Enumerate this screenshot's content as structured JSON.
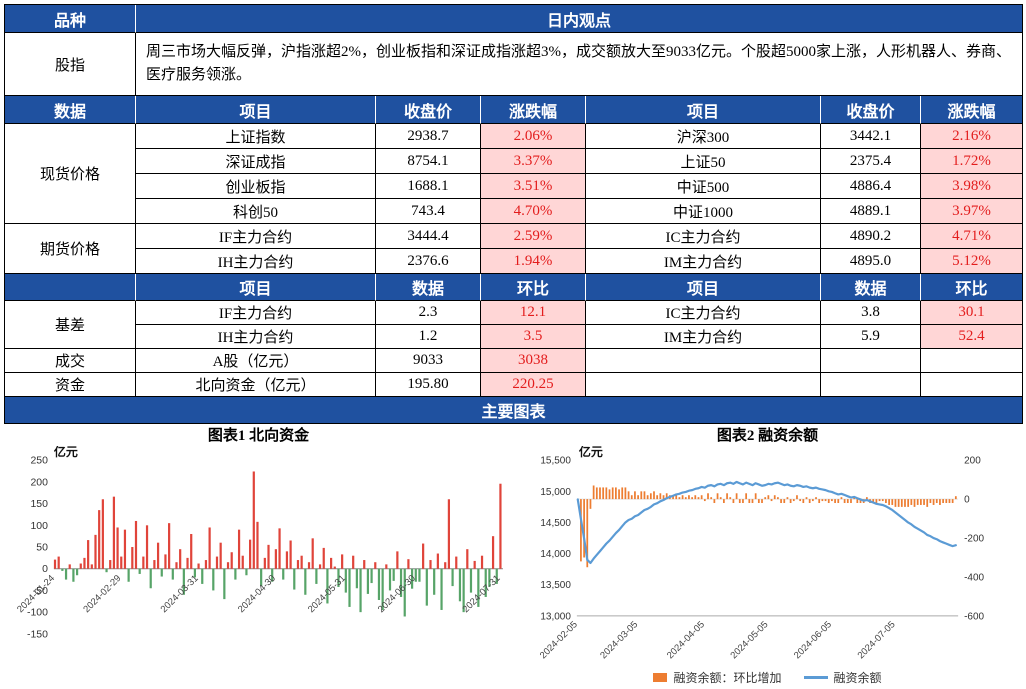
{
  "colors": {
    "header_blue": "#1f51a0",
    "pink_bg": "#ffd6d6",
    "red_text": "#e31d1d",
    "bar_red": "#e0443a",
    "bar_green": "#57a468",
    "bar_orange": "#ed7d31",
    "line_blue": "#5b9bd5"
  },
  "table": {
    "top": {
      "col1": "品种",
      "col2": "日内观点"
    },
    "viewpoint": {
      "label": "股指",
      "text": "周三市场大幅反弹，沪指涨超2%，创业板指和深证成指涨超3%，成交额放大至9033亿元。个股超5000家上涨，人形机器人、券商、医疗服务领涨。"
    },
    "header_price": [
      "数据",
      "项目",
      "收盘价",
      "涨跌幅",
      "项目",
      "收盘价",
      "涨跌幅"
    ],
    "groups": [
      {
        "label": "现货价格",
        "rows": [
          [
            "上证指数",
            "2938.7",
            "2.06%",
            "沪深300",
            "3442.1",
            "2.16%"
          ],
          [
            "深证成指",
            "8754.1",
            "3.37%",
            "上证50",
            "2375.4",
            "1.72%"
          ],
          [
            "创业板指",
            "1688.1",
            "3.51%",
            "中证500",
            "4886.4",
            "3.98%"
          ],
          [
            "科创50",
            "743.4",
            "4.70%",
            "中证1000",
            "4889.1",
            "3.97%"
          ]
        ]
      },
      {
        "label": "期货价格",
        "rows": [
          [
            "IF主力合约",
            "3444.4",
            "2.59%",
            "IC主力合约",
            "4890.2",
            "4.71%"
          ],
          [
            "IH主力合约",
            "2376.6",
            "1.94%",
            "IM主力合约",
            "4895.0",
            "5.12%"
          ]
        ]
      }
    ],
    "header_basis": [
      "",
      "项目",
      "数据",
      "环比",
      "项目",
      "数据",
      "环比"
    ],
    "basis_group": {
      "label": "基差",
      "rows": [
        [
          "IF主力合约",
          "2.3",
          "12.1",
          "IC主力合约",
          "3.8",
          "30.1"
        ],
        [
          "IH主力合约",
          "1.2",
          "3.5",
          "IM主力合约",
          "5.9",
          "52.4"
        ]
      ]
    },
    "volume_row": {
      "label": "成交",
      "item": "A股（亿元）",
      "value": "9033",
      "change": "3038"
    },
    "funds_row": {
      "label": "资金",
      "item": "北向资金（亿元）",
      "value": "195.80",
      "change": "220.25"
    },
    "charts_header": "主要图表"
  },
  "chart_data": [
    {
      "type": "bar",
      "title": "图表1 北向资金",
      "unit_label": "亿元",
      "ylabel": "亿元",
      "ylim": [
        -150,
        250
      ],
      "y_ticks": [
        250,
        200,
        150,
        100,
        50,
        0,
        -50,
        -100,
        -150
      ],
      "grid": false,
      "bar_color_positive": "#e0443a",
      "bar_color_negative": "#57a468",
      "x_ticks": [
        {
          "index": 0,
          "label": "2024-01-24"
        },
        {
          "index": 18,
          "label": "2024-02-29"
        },
        {
          "index": 39,
          "label": "2024-03-31"
        },
        {
          "index": 60,
          "label": "2024-04-30"
        },
        {
          "index": 79,
          "label": "2024-05-31"
        },
        {
          "index": 98,
          "label": "2024-06-30"
        },
        {
          "index": 121,
          "label": "2024-07-31"
        }
      ],
      "values": [
        21,
        28,
        -5,
        -25,
        10,
        -30,
        -15,
        12,
        25,
        66,
        10,
        78,
        135,
        160,
        -8,
        20,
        166,
        95,
        28,
        90,
        -30,
        50,
        110,
        -12,
        28,
        100,
        -45,
        20,
        60,
        -18,
        33,
        105,
        -25,
        15,
        45,
        -60,
        25,
        80,
        -20,
        12,
        -35,
        20,
        95,
        -50,
        28,
        60,
        -70,
        15,
        38,
        -25,
        90,
        30,
        -15,
        67,
        224,
        108,
        -40,
        25,
        55,
        -30,
        45,
        93,
        -25,
        40,
        65,
        -48,
        20,
        30,
        -60,
        15,
        70,
        -35,
        10,
        48,
        -80,
        25,
        5,
        -42,
        33,
        -55,
        -88,
        30,
        -45,
        -100,
        20,
        -58,
        -33,
        15,
        -72,
        -95,
        10,
        -50,
        -28,
        40,
        -65,
        -110,
        22,
        -46,
        -30,
        -30,
        58,
        -85,
        20,
        -60,
        35,
        -95,
        15,
        160,
        -40,
        28,
        -75,
        -100,
        45,
        -55,
        18,
        -88,
        30,
        -65,
        -42,
        75,
        -35,
        195.8
      ]
    },
    {
      "type": "bar+line",
      "title": "图表2 融资余额",
      "unit_label": "亿元",
      "left_ylim": [
        13000,
        15500
      ],
      "left_ticks": [
        "15,500",
        "15,000",
        "14,500",
        "14,000",
        "13,500",
        "13,000"
      ],
      "right_ylim": [
        -600,
        200
      ],
      "right_ticks": [
        "200",
        "0",
        "-200",
        "-400",
        "-600"
      ],
      "grid": false,
      "bar_color": "#ed7d31",
      "line_color": "#5b9bd5",
      "bar_name": "融资余额：环比增加",
      "line_name": "融资余额",
      "bar_values_note": "环比增加 bars are the day-over-day difference of line_values (right axis)",
      "x_ticks": [
        {
          "index": 0,
          "label": "2024-02-05"
        },
        {
          "index": 19,
          "label": "2024-03-05"
        },
        {
          "index": 40,
          "label": "2024-04-05"
        },
        {
          "index": 60,
          "label": "2024-05-05"
        },
        {
          "index": 80,
          "label": "2024-06-05"
        },
        {
          "index": 100,
          "label": "2024-07-05"
        }
      ],
      "line_values": [
        14870,
        14550,
        14250,
        13900,
        13850,
        13920,
        13980,
        14040,
        14100,
        14160,
        14210,
        14270,
        14330,
        14380,
        14440,
        14500,
        14540,
        14560,
        14600,
        14620,
        14660,
        14700,
        14720,
        14750,
        14790,
        14810,
        14840,
        14860,
        14890,
        14910,
        14930,
        14950,
        14960,
        14980,
        14990,
        15010,
        15020,
        15040,
        15050,
        15070,
        15060,
        15090,
        15100,
        15080,
        15110,
        15120,
        15100,
        15130,
        15140,
        15120,
        15150,
        15130,
        15110,
        15140,
        15120,
        15100,
        15130,
        15110,
        15090,
        15100,
        15120,
        15110,
        15130,
        15140,
        15120,
        15100,
        15110,
        15090,
        15080,
        15100,
        15090,
        15070,
        15080,
        15060,
        15050,
        15060,
        15040,
        15030,
        15020,
        15000,
        14990,
        14970,
        14950,
        14960,
        14940,
        14920,
        14900,
        14910,
        14890,
        14870,
        14850,
        14860,
        14840,
        14820,
        14800,
        14790,
        14780,
        14760,
        14730,
        14700,
        14660,
        14620,
        14580,
        14540,
        14500,
        14470,
        14430,
        14400,
        14370,
        14340,
        14300,
        14280,
        14250,
        14230,
        14200,
        14180,
        14160,
        14140,
        14120,
        14135
      ]
    }
  ]
}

□ □ □

▶ _Work required_
Copy every record character for character. Skip the pictures.

▶ _Response to this task_
Enumerate this screenshot's content as structured JSON.
{
  "colors": {
    "header_blue": "#1f51a0",
    "pink_bg": "#ffd6d6",
    "red_text": "#e31d1d",
    "bar_red": "#e0443a",
    "bar_green": "#57a468",
    "bar_orange": "#ed7d31",
    "line_blue": "#5b9bd5"
  },
  "table": {
    "top": {
      "col1": "品种",
      "col2": "日内观点"
    },
    "viewpoint": {
      "label": "股指",
      "text": "周三市场大幅反弹，沪指涨超2%，创业板指和深证成指涨超3%，成交额放大至9033亿元。个股超5000家上涨，人形机器人、券商、医疗服务领涨。"
    },
    "header_price": [
      "数据",
      "项目",
      "收盘价",
      "涨跌幅",
      "项目",
      "收盘价",
      "涨跌幅"
    ],
    "groups": [
      {
        "label": "现货价格",
        "rows": [
          [
            "上证指数",
            "2938.7",
            "2.06%",
            "沪深300",
            "3442.1",
            "2.16%"
          ],
          [
            "深证成指",
            "8754.1",
            "3.37%",
            "上证50",
            "2375.4",
            "1.72%"
          ],
          [
            "创业板指",
            "1688.1",
            "3.51%",
            "中证500",
            "4886.4",
            "3.98%"
          ],
          [
            "科创50",
            "743.4",
            "4.70%",
            "中证1000",
            "4889.1",
            "3.97%"
          ]
        ]
      },
      {
        "label": "期货价格",
        "rows": [
          [
            "IF主力合约",
            "3444.4",
            "2.59%",
            "IC主力合约",
            "4890.2",
            "4.71%"
          ],
          [
            "IH主力合约",
            "2376.6",
            "1.94%",
            "IM主力合约",
            "4895.0",
            "5.12%"
          ]
        ]
      }
    ],
    "header_basis": [
      "",
      "项目",
      "数据",
      "环比",
      "项目",
      "数据",
      "环比"
    ],
    "basis_group": {
      "label": "基差",
      "rows": [
        [
          "IF主力合约",
          "2.3",
          "12.1",
          "IC主力合约",
          "3.8",
          "30.1"
        ],
        [
          "IH主力合约",
          "1.2",
          "3.5",
          "IM主力合约",
          "5.9",
          "52.4"
        ]
      ]
    },
    "volume_row": {
      "label": "成交",
      "item": "A股（亿元）",
      "value": "9033",
      "change": "3038"
    },
    "funds_row": {
      "label": "资金",
      "item": "北向资金（亿元）",
      "value": "195.80",
      "change": "220.25"
    },
    "charts_header": "主要图表"
  },
  "chart_data": [
    {
      "type": "bar",
      "title": "图表1 北向资金",
      "unit_label": "亿元",
      "ylabel": "亿元",
      "ylim": [
        -150,
        250
      ],
      "y_ticks": [
        250,
        200,
        150,
        100,
        50,
        0,
        -50,
        -100,
        -150
      ],
      "grid": false,
      "bar_color_positive": "#e0443a",
      "bar_color_negative": "#57a468",
      "x_ticks": [
        {
          "index": 0,
          "label": "2024-01-24"
        },
        {
          "index": 18,
          "label": "2024-02-29"
        },
        {
          "index": 39,
          "label": "2024-03-31"
        },
        {
          "index": 60,
          "label": "2024-04-30"
        },
        {
          "index": 79,
          "label": "2024-05-31"
        },
        {
          "index": 98,
          "label": "2024-06-30"
        },
        {
          "index": 121,
          "label": "2024-07-31"
        }
      ],
      "values": [
        21,
        28,
        -5,
        -25,
        10,
        -30,
        -15,
        12,
        25,
        66,
        10,
        78,
        135,
        160,
        -8,
        20,
        166,
        95,
        28,
        90,
        -30,
        50,
        110,
        -12,
        28,
        100,
        -45,
        20,
        60,
        -18,
        33,
        105,
        -25,
        15,
        45,
        -60,
        25,
        80,
        -20,
        12,
        -35,
        20,
        95,
        -50,
        28,
        60,
        -70,
        15,
        38,
        -25,
        90,
        30,
        -15,
        67,
        224,
        108,
        -40,
        25,
        55,
        -30,
        45,
        93,
        -25,
        40,
        65,
        -48,
        20,
        30,
        -60,
        15,
        70,
        -35,
        10,
        48,
        -80,
        25,
        5,
        -42,
        33,
        -55,
        -88,
        30,
        -45,
        -100,
        20,
        -58,
        -33,
        15,
        -72,
        -95,
        10,
        -50,
        -28,
        40,
        -65,
        -110,
        22,
        -46,
        -30,
        -30,
        58,
        -85,
        20,
        -60,
        35,
        -95,
        15,
        160,
        -40,
        28,
        -75,
        -100,
        45,
        -55,
        18,
        -88,
        30,
        -65,
        -42,
        75,
        -35,
        195.8
      ]
    },
    {
      "type": "bar+line",
      "title": "图表2 融资余额",
      "unit_label": "亿元",
      "left_ylim": [
        13000,
        15500
      ],
      "left_ticks": [
        "15,500",
        "15,000",
        "14,500",
        "14,000",
        "13,500",
        "13,000"
      ],
      "right_ylim": [
        -600,
        200
      ],
      "right_ticks": [
        "200",
        "0",
        "-200",
        "-400",
        "-600"
      ],
      "grid": false,
      "bar_color": "#ed7d31",
      "line_color": "#5b9bd5",
      "bar_name": "融资余额：环比增加",
      "line_name": "融资余额",
      "bar_values_note": "环比增加 bars are the day-over-day difference of line_values (right axis)",
      "x_ticks": [
        {
          "index": 0,
          "label": "2024-02-05"
        },
        {
          "index": 19,
          "label": "2024-03-05"
        },
        {
          "index": 40,
          "label": "2024-04-05"
        },
        {
          "index": 60,
          "label": "2024-05-05"
        },
        {
          "index": 80,
          "label": "2024-06-05"
        },
        {
          "index": 100,
          "label": "2024-07-05"
        }
      ],
      "line_values": [
        14870,
        14550,
        14250,
        13900,
        13850,
        13920,
        13980,
        14040,
        14100,
        14160,
        14210,
        14270,
        14330,
        14380,
        14440,
        14500,
        14540,
        14560,
        14600,
        14620,
        14660,
        14700,
        14720,
        14750,
        14790,
        14810,
        14840,
        14860,
        14890,
        14910,
        14930,
        14950,
        14960,
        14980,
        14990,
        15010,
        15020,
        15040,
        15050,
        15070,
        15060,
        15090,
        15100,
        15080,
        15110,
        15120,
        15100,
        15130,
        15140,
        15120,
        15150,
        15130,
        15110,
        15140,
        15120,
        15100,
        15130,
        15110,
        15090,
        15100,
        15120,
        15110,
        15130,
        15140,
        15120,
        15100,
        15110,
        15090,
        15080,
        15100,
        15090,
        15070,
        15080,
        15060,
        15050,
        15060,
        15040,
        15030,
        15020,
        15000,
        14990,
        14970,
        14950,
        14960,
        14940,
        14920,
        14900,
        14910,
        14890,
        14870,
        14850,
        14860,
        14840,
        14820,
        14800,
        14790,
        14780,
        14760,
        14730,
        14700,
        14660,
        14620,
        14580,
        14540,
        14500,
        14470,
        14430,
        14400,
        14370,
        14340,
        14300,
        14280,
        14250,
        14230,
        14200,
        14180,
        14160,
        14140,
        14120,
        14135
      ]
    }
  ]
}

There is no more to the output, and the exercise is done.